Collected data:

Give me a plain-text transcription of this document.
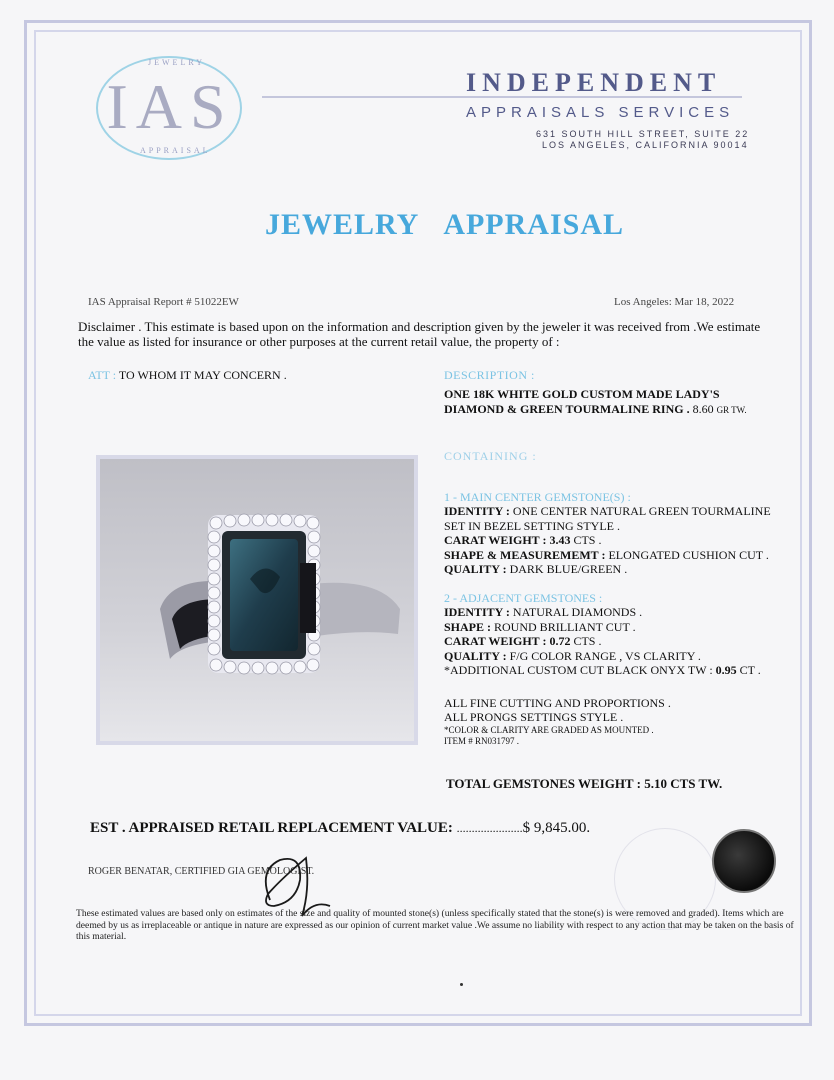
IAS
JEWELRY
APPRAISAL
INDEPENDENT
APPRAISALS SERVICES
631 SOUTH HILL STREET, SUITE 22
LOS ANGELES, CALIFORNIA 90014
JEWELRY APPRAISAL
IAS Appraisal Report # 51022EW	Los Angeles: Mar 18, 2022
Disclaimer . This estimate is based upon on the information and description given by the jeweler it was received from .We estimate the value as listed for insurance or other purposes at the current retail value, the property of :
ATT : TO WHOM IT MAY CONCERN .	DESCRIPTION :
ONE 18K WHITE GOLD CUSTOM MADE LADY'S
DIAMOND & GREEN TOURMALINE RING . 8.60 GR TW.
CONTAINING :
1 - MAIN CENTER GEMSTONE(S) :
IDENTITY : ONE CENTER NATURAL GREEN TOURMALINE
SET IN BEZEL SETTING STYLE .
CARAT WEIGHT : 3.43 CTS .
SHAPE & MEASUREMEMT : ELONGATED CUSHION CUT .
QUALITY : DARK BLUE/GREEN .
2 - ADJACENT GEMSTONES :
IDENTITY : NATURAL DIAMONDS .
SHAPE : ROUND BRILLIANT CUT .
CARAT WEIGHT : 0.72 CTS .
QUALITY : F/G COLOR RANGE , VS CLARITY .
*ADDITIONAL CUSTOM CUT BLACK ONYX TW : 0.95 CT .
ALL FINE CUTTING AND PROPORTIONS .
ALL PRONGS SETTINGS STYLE .
*COLOR & CLARITY ARE GRADED AS MOUNTED .
ITEM # RN031797 .
TOTAL GEMSTONES WEIGHT : 5.10 CTS TW.
EST . APPRAISED RETAIL REPLACEMENT VALUE: ......................$ 9,845.00.
ROGER BENATAR, CERTIFIED GIA GEMOLOGIST.
These estimated values are based only on estimates of the size and quality of mounted stone(s) (unless specifically stated that the stone(s) is were removed and graded). Items which are deemed by us as irreplaceable or antique in nature are expressed as our opinion of current market value .We assume no liability with respect to any action that may be taken on the basis of this material.
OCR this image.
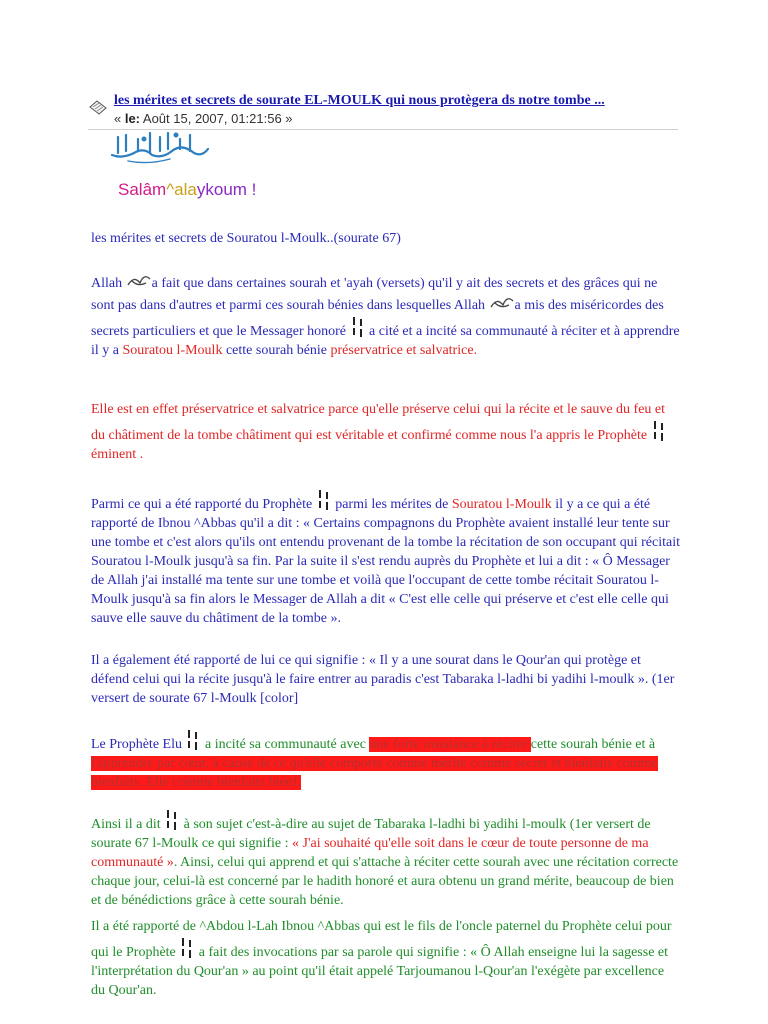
les mérites et secrets de sourate EL-MOULK qui nous protègera ds notre tombe ...
« le: Août 15, 2007, 01:21:56 »
Salâm^alaykoum !

les mérites et secrets de Souratou l-Moulk..(sourate 67)

Allah a fait que dans certaines sourah et 'ayah (versets) qu'il y ait des secrets et des grâces qui ne sont pas dans d'autres et parmi ces sourah bénies dans lesquelles Allah a mis des miséricordes des secrets particuliers et que le Messager honoré  a cité et a incité sa communauté à réciter et à apprendre il y a Souratou l-Moulk cette sourah bénie préservatrice et salvatrice.

Elle est en effet préservatrice et salvatrice parce qu'elle préserve celui qui la récite et le sauve du feu et du châtiment de la tombe châtiment qui est véritable et confirmé comme nous l'a appris le Prophète  éminent .

Parmi ce qui a été rapporté du Prophète  parmi les mérites de Souratou l-Moulk il y a ce qui a été rapporté de Ibnou ^Abbas qu'il a dit : « Certains compagnons du Prophète avaient installé leur tente sur une tombe et c'est alors qu'ils ont entendu provenant de la tombe la récitation de son occupant qui récitait Souratou l-Moulk jusqu'à sa fin. Par la suite il s'est rendu auprès du Prophète et lui a dit : « Ô Messager de Allah j'ai installé ma tente sur une tombe et voilà que l'occupant de cette tombe récitait Souratou l-Moulk jusqu'à sa fin alors le Messager de Allah a dit « C'est elle celle qui préserve et c'est elle celle qui sauve elle sauve du châtiment de la tombe ».

Il a également été rapporté de lui ce qui signifie : « Il y a une sourat dans le Qour'an qui protège et défend celui qui la récite jusqu'à le faire entrer au paradis c'est Tabaraka l-ladhi bi yadihi l-moulk ». (1er versert de sourate 67 l-Moulk [color]

Le Prophète Elu  a incité sa communauté avec une forte insistance à réciter cette sourah bénie et à l'apprendre par cœur, à cause de ce qu'elle comporte comme mérite comme secret et bienfaits comme bienfaits. Elle comme bienfaits bienf.

Ainsi il a dit  à son sujet c'est-à-dire au sujet de Tabaraka l-ladhi bi yadihi l-moulk (1er versert de sourate 67 l-Moulk ce qui signifie : « J'ai souhaité qu'elle soit dans le cœur de toute personne de ma communauté ». Ainsi, celui qui apprend et qui s'attache à réciter cette sourah avec une récitation correcte chaque jour, celui-là est concerné par le hadith honoré et aura obtenu un grand mérite, beaucoup de bien et de bénédictions grâce à cette sourah bénie.

Il a été rapporté de ^Abdou l-Lah Ibnou ^Abbas qui est le fils de l'oncle paternel du Prophète celui pour qui le Prophète  a fait des invocations par sa parole qui signifie : « Ô Allah enseigne lui la sagesse et l'interprétation du Qour'an » au point qu'il était appelé Tarjoumanou l-Qour'an l'exégète par excellence du Qour'an.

### What is expected
Copy each line containing the word "GEMSTONES" from the data.

### Complete response
2 - ADJACENT GEMSTONES :
TOTAL GEMSTONES WEIGHT : 5.10 CTS TW.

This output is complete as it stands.